(A block of data)

-------

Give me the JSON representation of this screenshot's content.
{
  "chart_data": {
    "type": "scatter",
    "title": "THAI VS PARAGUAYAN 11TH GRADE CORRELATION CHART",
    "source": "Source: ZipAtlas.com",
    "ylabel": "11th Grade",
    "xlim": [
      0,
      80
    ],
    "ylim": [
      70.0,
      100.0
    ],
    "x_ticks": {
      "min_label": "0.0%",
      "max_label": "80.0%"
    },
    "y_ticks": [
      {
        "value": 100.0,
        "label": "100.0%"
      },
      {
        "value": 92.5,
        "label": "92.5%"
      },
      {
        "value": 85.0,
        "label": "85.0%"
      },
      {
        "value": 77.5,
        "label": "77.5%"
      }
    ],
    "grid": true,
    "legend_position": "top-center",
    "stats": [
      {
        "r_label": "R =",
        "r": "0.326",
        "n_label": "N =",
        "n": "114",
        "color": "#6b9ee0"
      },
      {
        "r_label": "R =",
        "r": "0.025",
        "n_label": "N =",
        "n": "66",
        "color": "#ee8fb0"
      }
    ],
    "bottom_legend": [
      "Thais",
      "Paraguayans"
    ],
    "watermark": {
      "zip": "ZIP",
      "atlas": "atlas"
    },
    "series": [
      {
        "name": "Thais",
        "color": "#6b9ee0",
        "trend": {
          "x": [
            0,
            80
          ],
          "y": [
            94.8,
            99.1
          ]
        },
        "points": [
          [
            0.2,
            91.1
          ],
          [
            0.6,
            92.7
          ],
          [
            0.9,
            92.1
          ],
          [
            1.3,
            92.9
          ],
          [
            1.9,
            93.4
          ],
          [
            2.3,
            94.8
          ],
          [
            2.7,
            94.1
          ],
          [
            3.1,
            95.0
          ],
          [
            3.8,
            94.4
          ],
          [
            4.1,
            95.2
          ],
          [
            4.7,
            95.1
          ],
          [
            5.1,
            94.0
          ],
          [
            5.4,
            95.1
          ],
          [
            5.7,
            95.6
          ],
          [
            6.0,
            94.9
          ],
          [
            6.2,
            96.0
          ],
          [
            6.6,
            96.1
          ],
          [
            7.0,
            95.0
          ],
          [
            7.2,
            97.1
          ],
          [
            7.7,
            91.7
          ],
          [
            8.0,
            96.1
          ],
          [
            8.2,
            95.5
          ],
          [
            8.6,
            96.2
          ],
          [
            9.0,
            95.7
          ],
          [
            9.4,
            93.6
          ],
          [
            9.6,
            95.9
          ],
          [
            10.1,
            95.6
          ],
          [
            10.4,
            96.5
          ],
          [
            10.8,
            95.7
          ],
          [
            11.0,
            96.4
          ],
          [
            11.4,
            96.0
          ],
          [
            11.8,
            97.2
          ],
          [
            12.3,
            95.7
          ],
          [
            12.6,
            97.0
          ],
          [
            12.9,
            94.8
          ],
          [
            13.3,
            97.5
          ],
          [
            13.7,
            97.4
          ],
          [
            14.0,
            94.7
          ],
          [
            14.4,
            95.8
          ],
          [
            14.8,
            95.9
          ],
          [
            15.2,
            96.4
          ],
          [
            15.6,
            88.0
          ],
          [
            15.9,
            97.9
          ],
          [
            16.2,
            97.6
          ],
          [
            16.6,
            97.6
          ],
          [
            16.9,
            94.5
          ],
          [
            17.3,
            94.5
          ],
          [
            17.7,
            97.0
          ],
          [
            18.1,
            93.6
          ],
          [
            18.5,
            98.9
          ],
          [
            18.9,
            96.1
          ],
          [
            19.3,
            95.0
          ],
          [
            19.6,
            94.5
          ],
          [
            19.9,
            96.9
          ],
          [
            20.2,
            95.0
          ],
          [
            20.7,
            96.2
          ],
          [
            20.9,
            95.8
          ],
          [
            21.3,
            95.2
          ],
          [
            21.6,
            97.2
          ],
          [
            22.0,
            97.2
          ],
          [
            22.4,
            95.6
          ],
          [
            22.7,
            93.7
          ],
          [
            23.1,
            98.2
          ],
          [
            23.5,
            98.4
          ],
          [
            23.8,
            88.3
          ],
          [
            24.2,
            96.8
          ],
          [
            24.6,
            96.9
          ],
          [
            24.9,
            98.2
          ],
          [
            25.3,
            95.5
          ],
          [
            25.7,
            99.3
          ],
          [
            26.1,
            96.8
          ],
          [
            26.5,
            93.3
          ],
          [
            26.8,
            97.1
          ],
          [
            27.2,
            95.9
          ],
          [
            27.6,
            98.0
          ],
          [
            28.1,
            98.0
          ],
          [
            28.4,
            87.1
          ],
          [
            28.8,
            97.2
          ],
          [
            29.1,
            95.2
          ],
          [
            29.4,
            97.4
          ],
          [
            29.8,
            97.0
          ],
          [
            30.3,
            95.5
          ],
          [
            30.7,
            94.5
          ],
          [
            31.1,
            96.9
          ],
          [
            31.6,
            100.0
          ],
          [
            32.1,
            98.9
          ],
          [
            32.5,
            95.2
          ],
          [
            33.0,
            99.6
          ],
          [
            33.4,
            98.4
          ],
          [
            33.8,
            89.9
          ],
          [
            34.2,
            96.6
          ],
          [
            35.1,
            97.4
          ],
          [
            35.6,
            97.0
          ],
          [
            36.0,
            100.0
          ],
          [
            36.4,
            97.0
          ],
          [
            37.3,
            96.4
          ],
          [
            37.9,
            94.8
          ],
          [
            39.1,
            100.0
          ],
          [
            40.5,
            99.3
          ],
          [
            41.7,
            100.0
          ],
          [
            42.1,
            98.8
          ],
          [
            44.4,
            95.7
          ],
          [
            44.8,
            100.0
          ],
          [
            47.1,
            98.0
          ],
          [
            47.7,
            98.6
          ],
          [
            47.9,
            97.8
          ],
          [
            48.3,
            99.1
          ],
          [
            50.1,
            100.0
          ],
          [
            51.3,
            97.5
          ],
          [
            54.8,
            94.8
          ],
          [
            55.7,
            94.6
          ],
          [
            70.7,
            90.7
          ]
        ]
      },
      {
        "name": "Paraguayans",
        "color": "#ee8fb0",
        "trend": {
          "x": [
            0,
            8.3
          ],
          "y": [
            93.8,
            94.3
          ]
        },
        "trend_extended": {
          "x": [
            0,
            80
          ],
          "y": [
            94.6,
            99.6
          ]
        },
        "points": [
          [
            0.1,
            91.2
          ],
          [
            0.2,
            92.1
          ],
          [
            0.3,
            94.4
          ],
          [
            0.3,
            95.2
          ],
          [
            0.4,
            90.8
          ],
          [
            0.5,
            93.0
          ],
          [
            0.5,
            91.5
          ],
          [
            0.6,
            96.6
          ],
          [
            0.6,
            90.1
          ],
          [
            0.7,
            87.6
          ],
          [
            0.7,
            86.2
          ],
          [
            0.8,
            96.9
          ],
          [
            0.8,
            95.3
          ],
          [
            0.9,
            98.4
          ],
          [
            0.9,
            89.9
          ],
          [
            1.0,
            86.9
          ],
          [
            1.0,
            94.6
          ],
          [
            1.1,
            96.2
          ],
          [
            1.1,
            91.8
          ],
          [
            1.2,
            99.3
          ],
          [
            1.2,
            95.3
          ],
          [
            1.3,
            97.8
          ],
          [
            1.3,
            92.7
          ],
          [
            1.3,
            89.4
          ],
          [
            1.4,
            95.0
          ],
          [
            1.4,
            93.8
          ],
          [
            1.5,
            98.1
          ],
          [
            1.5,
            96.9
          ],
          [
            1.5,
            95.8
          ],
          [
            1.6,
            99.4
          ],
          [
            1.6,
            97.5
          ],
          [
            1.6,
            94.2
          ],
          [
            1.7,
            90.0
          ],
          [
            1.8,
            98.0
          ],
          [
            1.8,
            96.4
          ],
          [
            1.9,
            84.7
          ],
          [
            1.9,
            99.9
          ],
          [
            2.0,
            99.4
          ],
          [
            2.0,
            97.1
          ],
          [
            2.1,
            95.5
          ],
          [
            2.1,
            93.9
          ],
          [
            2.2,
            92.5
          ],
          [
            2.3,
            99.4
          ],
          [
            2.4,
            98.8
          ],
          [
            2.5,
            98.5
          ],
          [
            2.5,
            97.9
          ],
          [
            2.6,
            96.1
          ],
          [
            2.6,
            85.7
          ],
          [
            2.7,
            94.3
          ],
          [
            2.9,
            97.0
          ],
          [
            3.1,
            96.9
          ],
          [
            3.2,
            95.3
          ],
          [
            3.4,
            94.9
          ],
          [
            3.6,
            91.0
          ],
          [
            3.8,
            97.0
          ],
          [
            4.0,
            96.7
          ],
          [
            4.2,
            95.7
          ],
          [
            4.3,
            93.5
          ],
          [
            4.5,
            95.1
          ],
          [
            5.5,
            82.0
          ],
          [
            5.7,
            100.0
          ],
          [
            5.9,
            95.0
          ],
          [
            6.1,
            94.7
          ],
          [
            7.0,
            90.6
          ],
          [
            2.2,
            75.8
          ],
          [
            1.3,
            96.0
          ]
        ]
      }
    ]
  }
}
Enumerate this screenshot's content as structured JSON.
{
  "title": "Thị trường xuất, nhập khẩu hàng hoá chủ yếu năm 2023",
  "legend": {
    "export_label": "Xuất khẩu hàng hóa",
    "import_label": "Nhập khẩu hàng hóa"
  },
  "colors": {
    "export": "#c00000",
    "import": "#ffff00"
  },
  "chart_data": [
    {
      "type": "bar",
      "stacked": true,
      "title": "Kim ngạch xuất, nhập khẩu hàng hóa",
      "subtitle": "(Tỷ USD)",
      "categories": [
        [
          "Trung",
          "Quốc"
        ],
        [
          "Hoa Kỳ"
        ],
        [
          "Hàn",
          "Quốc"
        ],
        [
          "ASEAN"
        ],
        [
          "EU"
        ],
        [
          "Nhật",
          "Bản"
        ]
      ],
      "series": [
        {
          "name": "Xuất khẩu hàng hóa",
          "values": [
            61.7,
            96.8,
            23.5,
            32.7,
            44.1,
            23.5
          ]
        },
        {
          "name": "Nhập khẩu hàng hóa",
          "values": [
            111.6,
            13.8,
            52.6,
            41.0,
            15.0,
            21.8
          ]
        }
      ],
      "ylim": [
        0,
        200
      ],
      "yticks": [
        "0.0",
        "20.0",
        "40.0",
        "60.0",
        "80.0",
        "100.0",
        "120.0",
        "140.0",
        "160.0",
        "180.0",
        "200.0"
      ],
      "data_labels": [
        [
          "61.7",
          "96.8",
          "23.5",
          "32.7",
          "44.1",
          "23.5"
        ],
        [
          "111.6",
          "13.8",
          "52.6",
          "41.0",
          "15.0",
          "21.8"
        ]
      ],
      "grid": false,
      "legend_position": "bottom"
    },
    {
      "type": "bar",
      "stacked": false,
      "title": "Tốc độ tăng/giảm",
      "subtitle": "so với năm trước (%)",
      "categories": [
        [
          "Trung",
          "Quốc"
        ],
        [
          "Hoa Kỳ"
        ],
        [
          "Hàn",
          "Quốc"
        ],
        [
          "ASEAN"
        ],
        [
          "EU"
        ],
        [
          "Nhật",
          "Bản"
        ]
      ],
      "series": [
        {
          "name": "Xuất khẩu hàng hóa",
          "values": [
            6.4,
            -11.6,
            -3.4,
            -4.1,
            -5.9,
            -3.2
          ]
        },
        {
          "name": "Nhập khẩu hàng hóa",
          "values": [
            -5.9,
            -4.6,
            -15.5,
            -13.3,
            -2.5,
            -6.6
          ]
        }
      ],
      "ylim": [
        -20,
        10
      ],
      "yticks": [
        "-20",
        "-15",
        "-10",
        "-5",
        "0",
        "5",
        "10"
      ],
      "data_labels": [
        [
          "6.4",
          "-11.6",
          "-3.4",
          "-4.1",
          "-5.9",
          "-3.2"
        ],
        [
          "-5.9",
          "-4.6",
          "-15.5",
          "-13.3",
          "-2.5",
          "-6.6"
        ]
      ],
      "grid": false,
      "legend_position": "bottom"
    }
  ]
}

-------

Aim of the exercise -
Each line holding "subtitle" must be found and copied.

Finished task -
      "subtitle": "(Tỷ USD)",
      "subtitle": "so với năm trước (%)",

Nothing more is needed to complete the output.